__EXTRACTED MATERIAL__.
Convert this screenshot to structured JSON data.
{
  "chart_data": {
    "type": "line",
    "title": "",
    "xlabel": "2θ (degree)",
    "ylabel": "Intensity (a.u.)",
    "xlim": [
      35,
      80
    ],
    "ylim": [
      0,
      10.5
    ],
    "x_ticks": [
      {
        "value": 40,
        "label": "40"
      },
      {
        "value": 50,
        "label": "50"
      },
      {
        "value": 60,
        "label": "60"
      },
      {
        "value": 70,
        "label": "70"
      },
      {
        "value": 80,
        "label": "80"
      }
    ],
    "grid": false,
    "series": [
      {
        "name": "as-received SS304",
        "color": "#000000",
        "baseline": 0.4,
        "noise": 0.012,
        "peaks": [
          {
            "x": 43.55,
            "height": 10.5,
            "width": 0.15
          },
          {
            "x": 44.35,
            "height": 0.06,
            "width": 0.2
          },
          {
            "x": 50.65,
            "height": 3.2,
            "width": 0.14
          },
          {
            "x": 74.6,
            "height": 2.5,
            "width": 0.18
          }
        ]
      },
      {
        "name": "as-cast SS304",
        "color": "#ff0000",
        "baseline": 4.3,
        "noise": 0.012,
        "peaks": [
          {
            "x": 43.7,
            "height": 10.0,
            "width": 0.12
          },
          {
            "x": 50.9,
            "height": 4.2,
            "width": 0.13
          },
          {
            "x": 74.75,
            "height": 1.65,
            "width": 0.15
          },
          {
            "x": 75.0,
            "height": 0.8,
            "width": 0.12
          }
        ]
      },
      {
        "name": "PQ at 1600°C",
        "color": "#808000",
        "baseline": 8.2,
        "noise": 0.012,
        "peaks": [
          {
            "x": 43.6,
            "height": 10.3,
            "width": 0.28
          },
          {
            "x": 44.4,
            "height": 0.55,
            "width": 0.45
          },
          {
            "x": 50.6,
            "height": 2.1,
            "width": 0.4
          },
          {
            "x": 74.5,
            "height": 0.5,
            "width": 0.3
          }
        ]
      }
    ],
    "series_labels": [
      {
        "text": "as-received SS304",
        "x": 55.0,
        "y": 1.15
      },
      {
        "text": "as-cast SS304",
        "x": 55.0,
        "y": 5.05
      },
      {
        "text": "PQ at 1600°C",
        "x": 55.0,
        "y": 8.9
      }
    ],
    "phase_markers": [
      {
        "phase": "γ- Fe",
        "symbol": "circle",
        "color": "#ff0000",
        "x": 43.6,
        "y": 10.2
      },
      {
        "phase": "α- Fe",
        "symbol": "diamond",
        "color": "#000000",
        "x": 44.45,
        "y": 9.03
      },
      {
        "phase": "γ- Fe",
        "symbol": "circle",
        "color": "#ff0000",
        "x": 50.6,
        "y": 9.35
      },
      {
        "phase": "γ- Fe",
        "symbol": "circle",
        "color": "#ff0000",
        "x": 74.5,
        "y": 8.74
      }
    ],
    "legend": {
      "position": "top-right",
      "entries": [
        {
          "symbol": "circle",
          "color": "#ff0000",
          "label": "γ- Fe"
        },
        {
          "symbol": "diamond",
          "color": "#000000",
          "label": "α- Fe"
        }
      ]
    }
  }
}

__TASK BRIEF__. Transcribe the data. Leave every line exactly as it is.

__TASK SOLUTION__.
Convert this screenshot to structured JSON data.
{
  "chart_data": {
    "type": "line",
    "title": "",
    "xlabel": "2θ (degree)",
    "ylabel": "Intensity (a.u.)",
    "xlim": [
      35,
      80
    ],
    "ylim": [
      0,
      10.5
    ],
    "x_ticks": [
      {
        "value": 40,
        "label": "40"
      },
      {
        "value": 50,
        "label": "50"
      },
      {
        "value": 60,
        "label": "60"
      },
      {
        "value": 70,
        "label": "70"
      },
      {
        "value": 80,
        "label": "80"
      }
    ],
    "grid": false,
    "series": [
      {
        "name": "as-received SS304",
        "color": "#000000",
        "baseline": 0.4,
        "noise": 0.012,
        "peaks": [
          {
            "x": 43.55,
            "height": 10.5,
            "width": 0.15
          },
          {
            "x": 44.35,
            "height": 0.06,
            "width": 0.2
          },
          {
            "x": 50.65,
            "height": 3.2,
            "width": 0.14
          },
          {
            "x": 74.6,
            "height": 2.5,
            "width": 0.18
          }
        ]
      },
      {
        "name": "as-cast SS304",
        "color": "#ff0000",
        "baseline": 4.3,
        "noise": 0.012,
        "peaks": [
          {
            "x": 43.7,
            "height": 10.0,
            "width": 0.12
          },
          {
            "x": 50.9,
            "height": 4.2,
            "width": 0.13
          },
          {
            "x": 74.75,
            "height": 1.65,
            "width": 0.15
          },
          {
            "x": 75.0,
            "height": 0.8,
            "width": 0.12
          }
        ]
      },
      {
        "name": "PQ at 1600°C",
        "color": "#808000",
        "baseline": 8.2,
        "noise": 0.012,
        "peaks": [
          {
            "x": 43.6,
            "height": 10.3,
            "width": 0.28
          },
          {
            "x": 44.4,
            "height": 0.55,
            "width": 0.45
          },
          {
            "x": 50.6,
            "height": 2.1,
            "width": 0.4
          },
          {
            "x": 74.5,
            "height": 0.5,
            "width": 0.3
          }
        ]
      }
    ],
    "series_labels": [
      {
        "text": "as-received SS304",
        "x": 55.0,
        "y": 1.15
      },
      {
        "text": "as-cast SS304",
        "x": 55.0,
        "y": 5.05
      },
      {
        "text": "PQ at 1600°C",
        "x": 55.0,
        "y": 8.9
      }
    ],
    "phase_markers": [
      {
        "phase": "γ- Fe",
        "symbol": "circle",
        "color": "#ff0000",
        "x": 43.6,
        "y": 10.2
      },
      {
        "phase": "α- Fe",
        "symbol": "diamond",
        "color": "#000000",
        "x": 44.45,
        "y": 9.03
      },
      {
        "phase": "γ- Fe",
        "symbol": "circle",
        "color": "#ff0000",
        "x": 50.6,
        "y": 9.35
      },
      {
        "phase": "γ- Fe",
        "symbol": "circle",
        "color": "#ff0000",
        "x": 74.5,
        "y": 8.74
      }
    ],
    "legend": {
      "position": "top-right",
      "entries": [
        {
          "symbol": "circle",
          "color": "#ff0000",
          "label": "γ- Fe"
        },
        {
          "symbol": "diamond",
          "color": "#000000",
          "label": "α- Fe"
        }
      ]
    }
  }
}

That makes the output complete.